- _AIM_: Will you output the entries below exactly, skipping every image they contain?

Dataset entries
══════════════════════════════

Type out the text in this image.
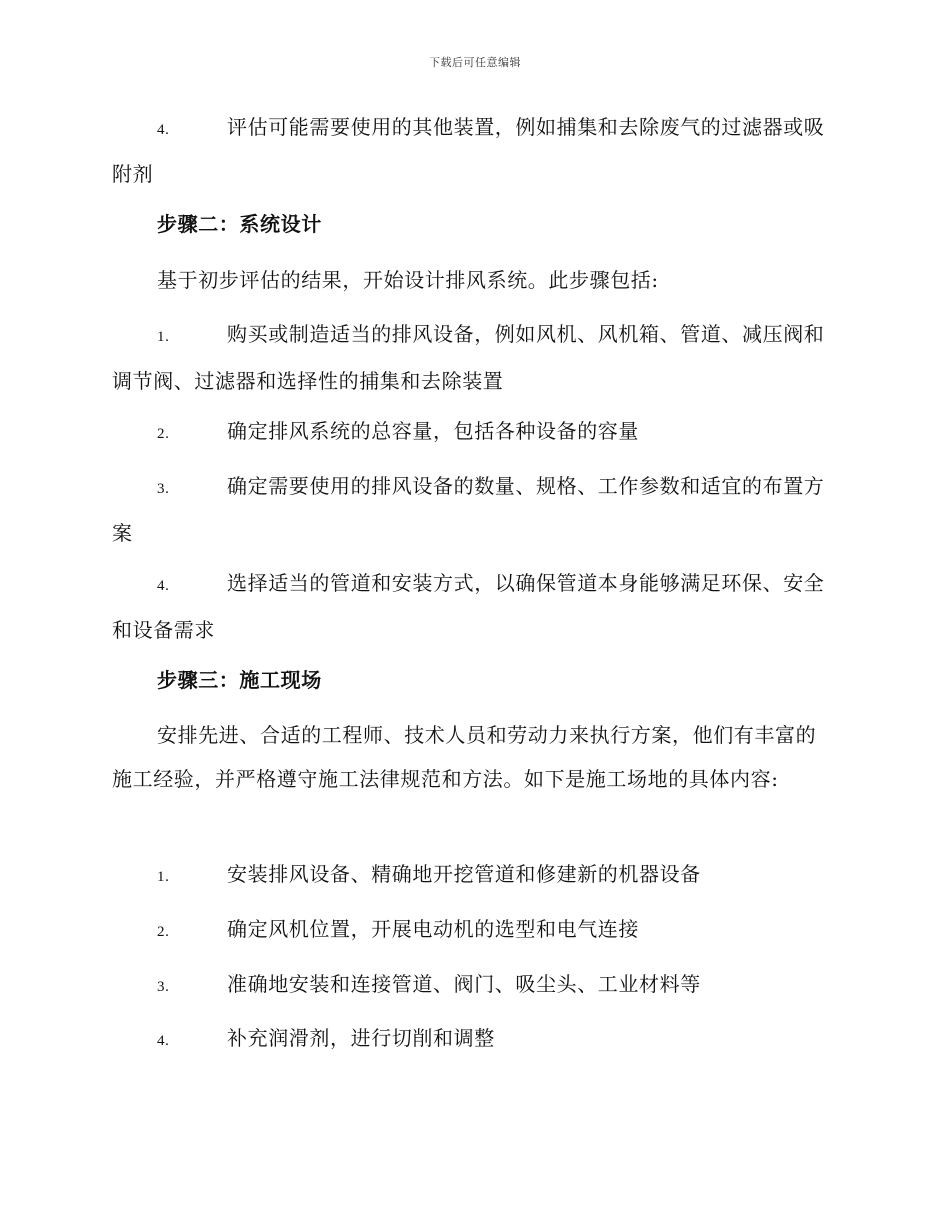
下载后可任意编辑
4.	评估可能需要使用的其他装置，例如捕集和去除废气的过滤器或吸附剂
步骤二：系统设计
基于初步评估的结果，开始设计排风系统。此步骤包括:
1.	购买或制造适当的排风设备，例如风机、风机箱、管道、减压阀和调节阀、过滤器和选择性的捕集和去除装置
2.	确定排风系统的总容量，包括各种设备的容量
3.	确定需要使用的排风设备的数量、规格、工作参数和适宜的布置方案
4.	选择适当的管道和安装方式，以确保管道本身能够满足环保、安全和设备需求
步骤三：施工现场
安排先进、合适的工程师、技术人员和劳动力来执行方案，他们有丰富的施工经验，并严格遵守施工法律规范和方法。如下是施工场地的具体内容:
1.	安装排风设备、精确地开挖管道和修建新的机器设备
2.	确定风机位置，开展电动机的选型和电气连接
3.	准确地安装和连接管道、阀门、吸尘头、工业材料等
4.	补充润滑剂，进行切削和调整
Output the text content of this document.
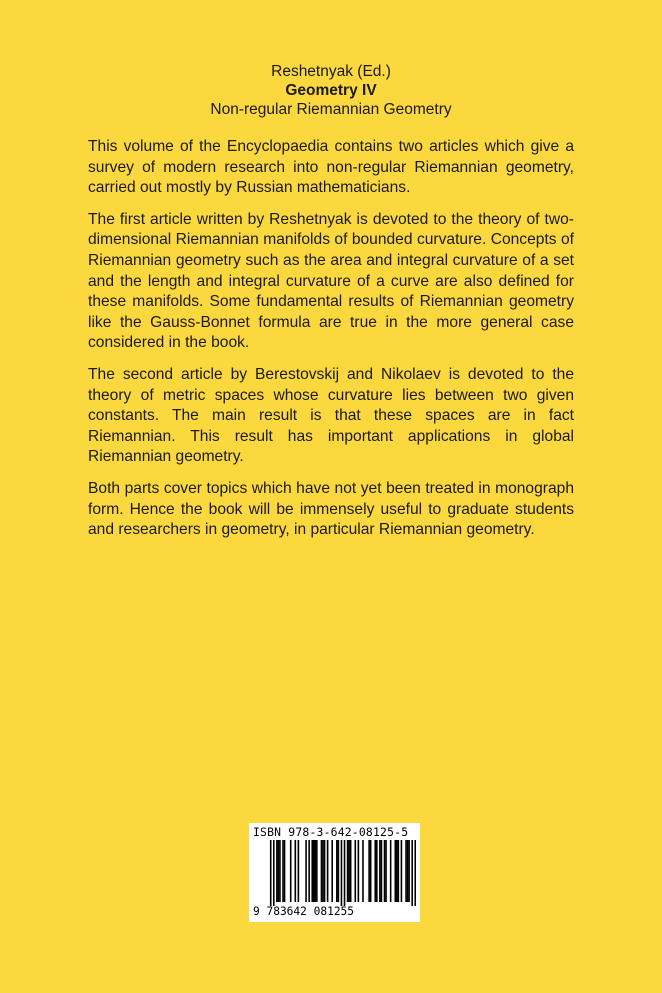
Reshetnyak (Ed.)
Geometry IV
Non-regular Riemannian Geometry

This volume of the Encyclopaedia contains two articles which give a survey of modern research into non-regular Riemannian geometry, carried out mostly by Russian mathematicians.

The first article written by Reshetnyak is devoted to the theory of two-dimensional Riemannian manifolds of bounded curvature. Concepts of Riemannian geometry such as the area and integral curvature of a set and the length and integral curvature of a curve are also defined for these manifolds. Some fundamental results of Riemannian geometry like the Gauss-Bonnet formula are true in the more general case considered in the book.

The second article by Berestovskij and Nikolaev is devoted to the theory of metric spaces whose curvature lies between two given constants. The main result is that these spaces are in fact Riemannian. This result has important applications in global Riemannian geometry.

Both parts cover topics which have not yet been treated in monograph form. Hence the book will be immensely useful to graduate students and researchers in geometry, in particular Riemannian geometry.

ISBN 978-3-642-08125-5
9 783642 081255
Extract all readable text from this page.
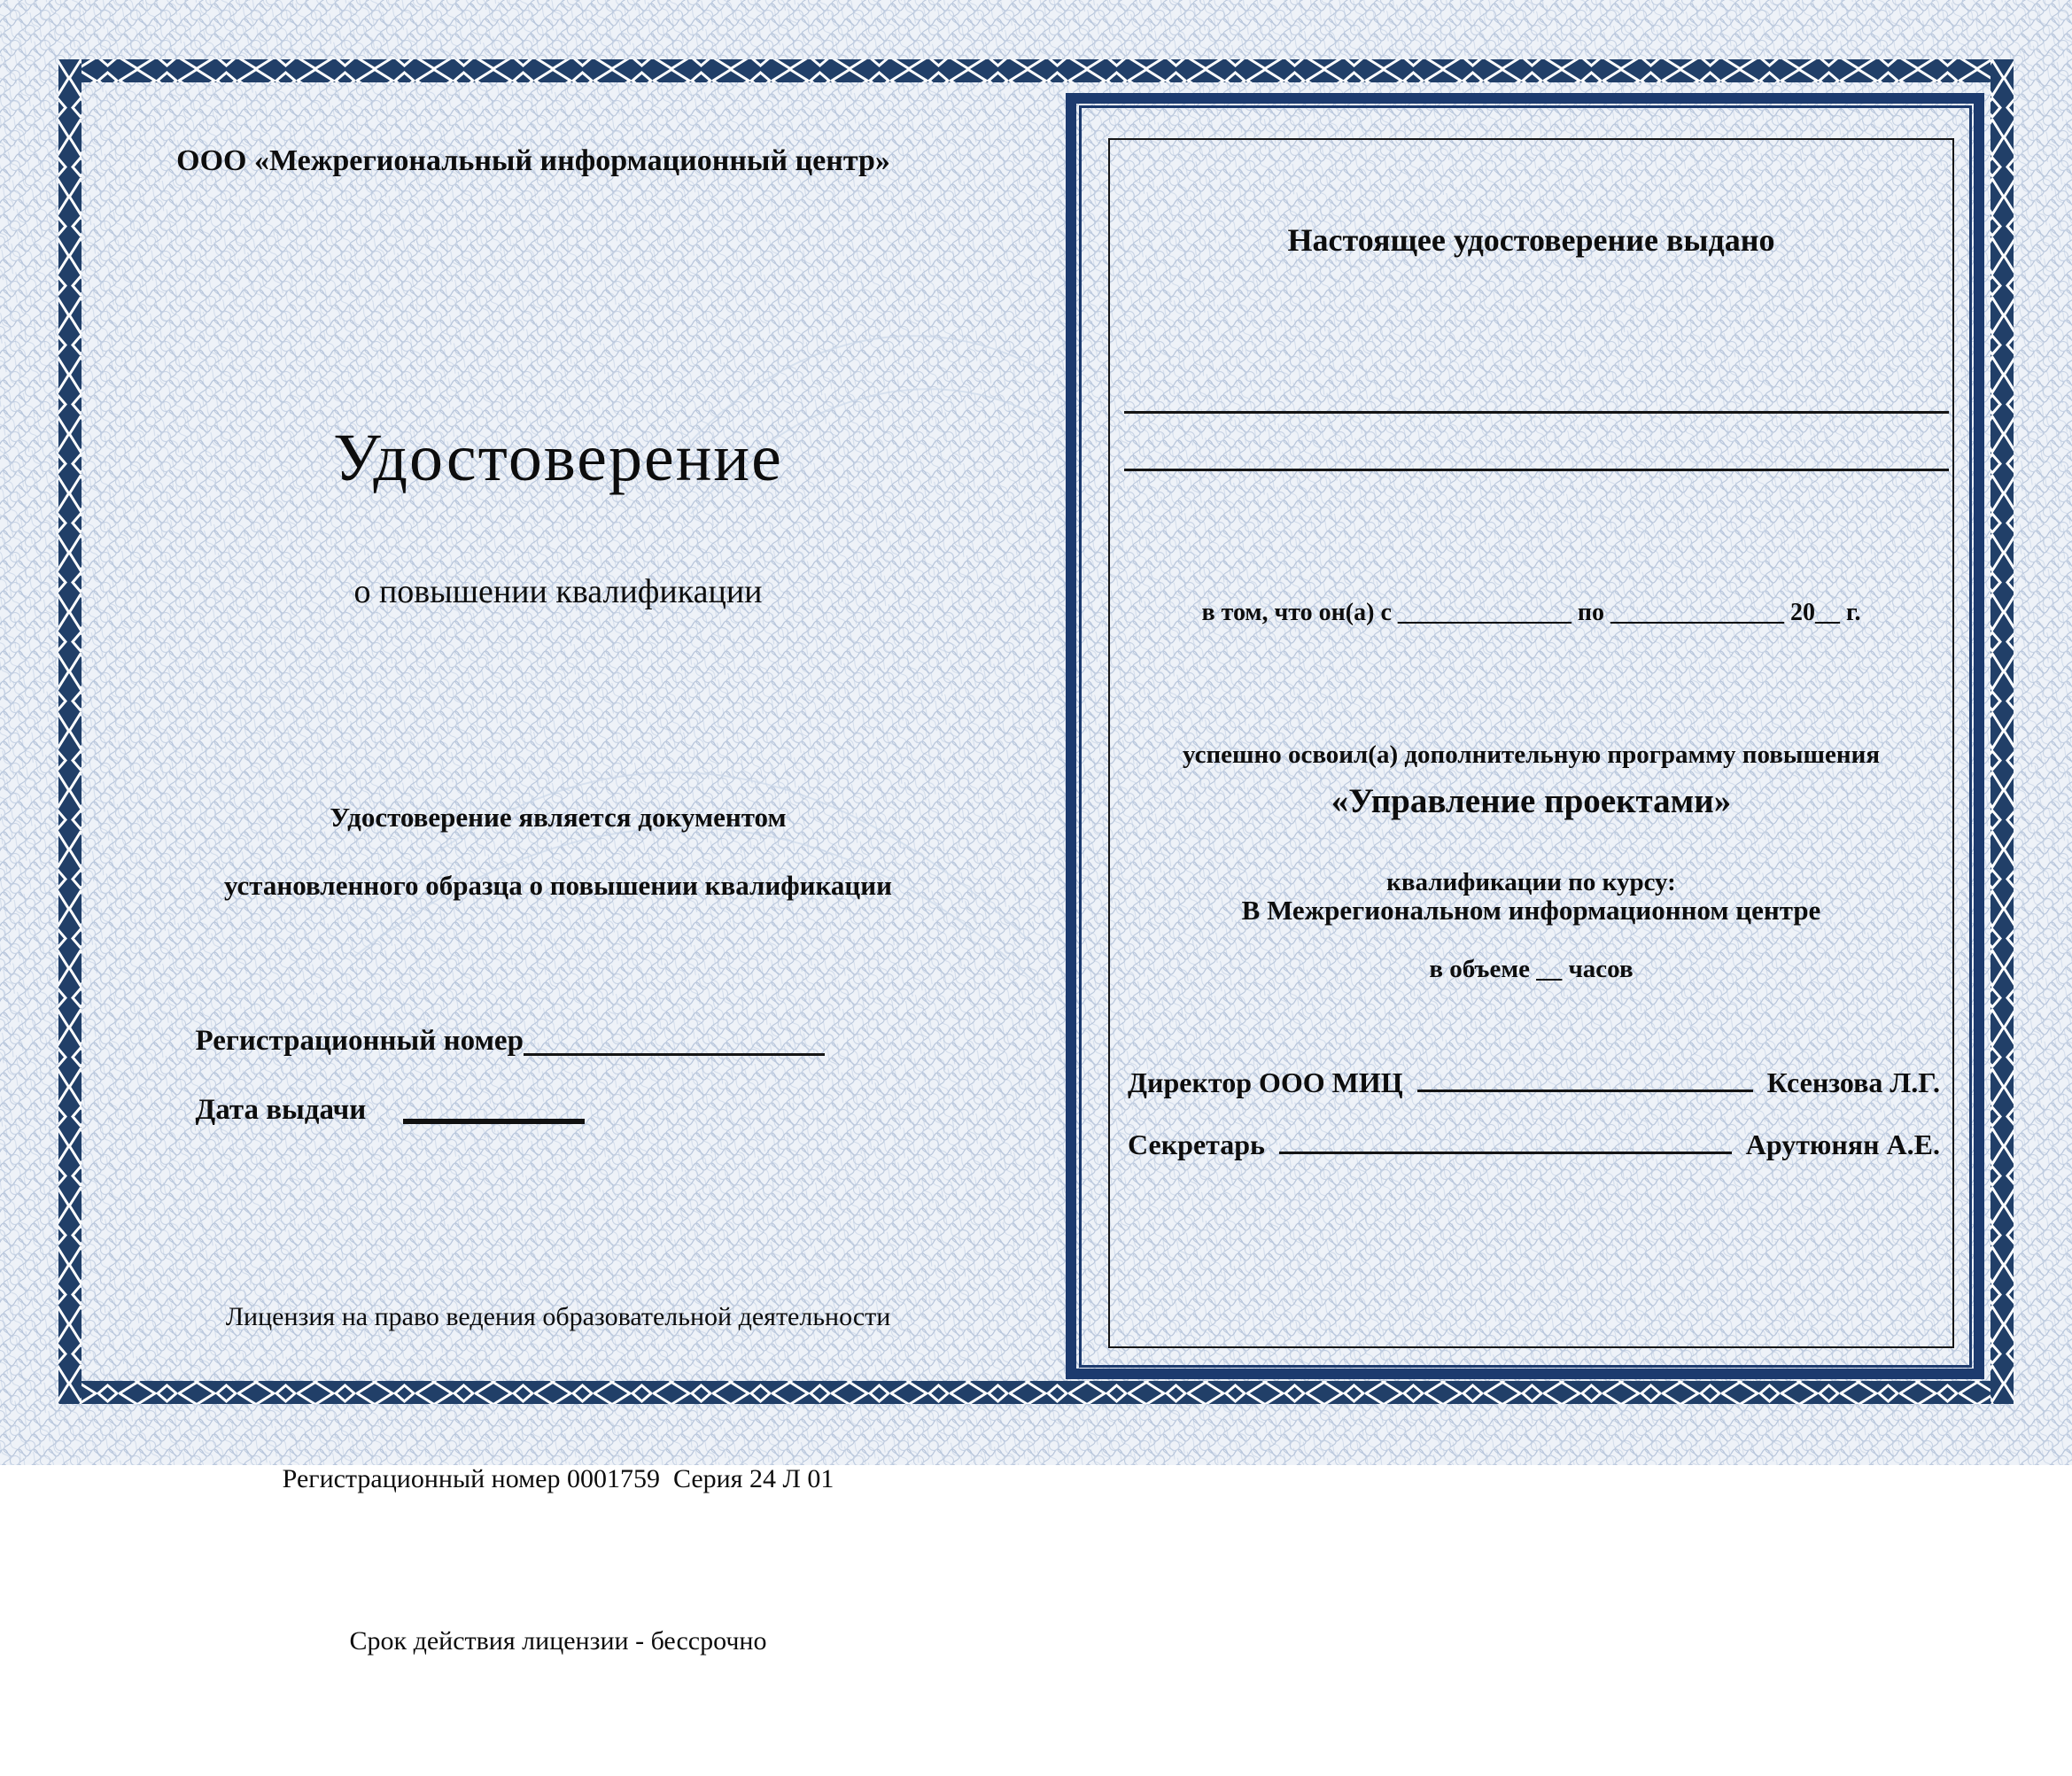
ООО «Межрегиональный информационный центр»
Удостоверение
о повышении квалификации
Удостоверение является документом
установленного образца о повышении квалификации

Регистрационный номер

Дата выдачи

Лицензия на право ведения образовательной деятельности

Регистрационный номер 0001759  Серия 24 Л 01

Срок действия лицензии - бессрочно

Настоящее удостоверение выдано
в том, что он(а) с ______________ по ______________ 20__ г.

успешно освоил(а) дополнительную программу повышения

квалификации по курсу:

«Управление проектами»
В Межрегиональном информационном центре
в объеме __ часов
Директор ООО МИЦ	Ксензова Л.Г.
Секретарь	Арутюнян А.Е.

══════════════════════════════

- _WRITTEN REPLY_:
Type out the text in this image.
下载后可任意编辑
4.	评估可能需要使用的其他装置，例如捕集和去除废气的过滤器或吸附剂
步骤二：系统设计
基于初步评估的结果，开始设计排风系统。此步骤包括:
1.	购买或制造适当的排风设备，例如风机、风机箱、管道、减压阀和调节阀、过滤器和选择性的捕集和去除装置
2.	确定排风系统的总容量，包括各种设备的容量
3.	确定需要使用的排风设备的数量、规格、工作参数和适宜的布置方案
4.	选择适当的管道和安装方式，以确保管道本身能够满足环保、安全和设备需求
步骤三：施工现场
安排先进、合适的工程师、技术人员和劳动力来执行方案，他们有丰富的施工经验，并严格遵守施工法律规范和方法。如下是施工场地的具体内容:
1.	安装排风设备、精确地开挖管道和修建新的机器设备
2.	确定风机位置，开展电动机的选型和电气连接
3.	准确地安装和连接管道、阀门、吸尘头、工业材料等
4.	补充润滑剂，进行切削和调整
Output the text content of this document.
Reshetnyak (Ed.)
Geometry IV
Non-regular Riemannian Geometry

This volume of the Encyclopaedia contains two articles which give a survey of modern research into non-regular Riemannian geometry, carried out mostly by Russian mathematicians.

The first article written by Reshetnyak is devoted to the theory of two-dimensional Riemannian manifolds of bounded curvature. Concepts of Riemannian geometry such as the area and integral curvature of a set and the length and integral curvature of a curve are also defined for these manifolds. Some fundamental results of Riemannian geometry like the Gauss-Bonnet formula are true in the more general case considered in the book.

The second article by Berestovskij and Nikolaev is devoted to the theory of metric spaces whose curvature lies between two given constants. The main result is that these spaces are in fact Riemannian. This result has important applications in global Riemannian geometry.

Both parts cover topics which have not yet been treated in monograph form. Hence the book will be immensely useful to graduate students and researchers in geometry, in particular Riemannian geometry.

ISBN 978-3-642-08125-5
9 783642 081255
Extract all readable text from this page.
ООО «Межрегиональный информационный центр»
Удостоверение
о повышении квалификации
Удостоверение является документом
установленного образца о повышении квалификации

Регистрационный номер

Дата выдачи

Лицензия на право ведения образовательной деятельности

Регистрационный номер 0001759  Серия 24 Л 01

Срок действия лицензии - бессрочно

Настоящее удостоверение выдано
в том, что он(а) с ______________ по ______________ 20__ г.

успешно освоил(а) дополнительную программу повышения

квалификации по курсу:

«Управление проектами»
В Межрегиональном информационном центре
в объеме __ часов
Директор ООО МИЦ	Ксензова Л.Г.
Секретарь	Арутюнян А.Е.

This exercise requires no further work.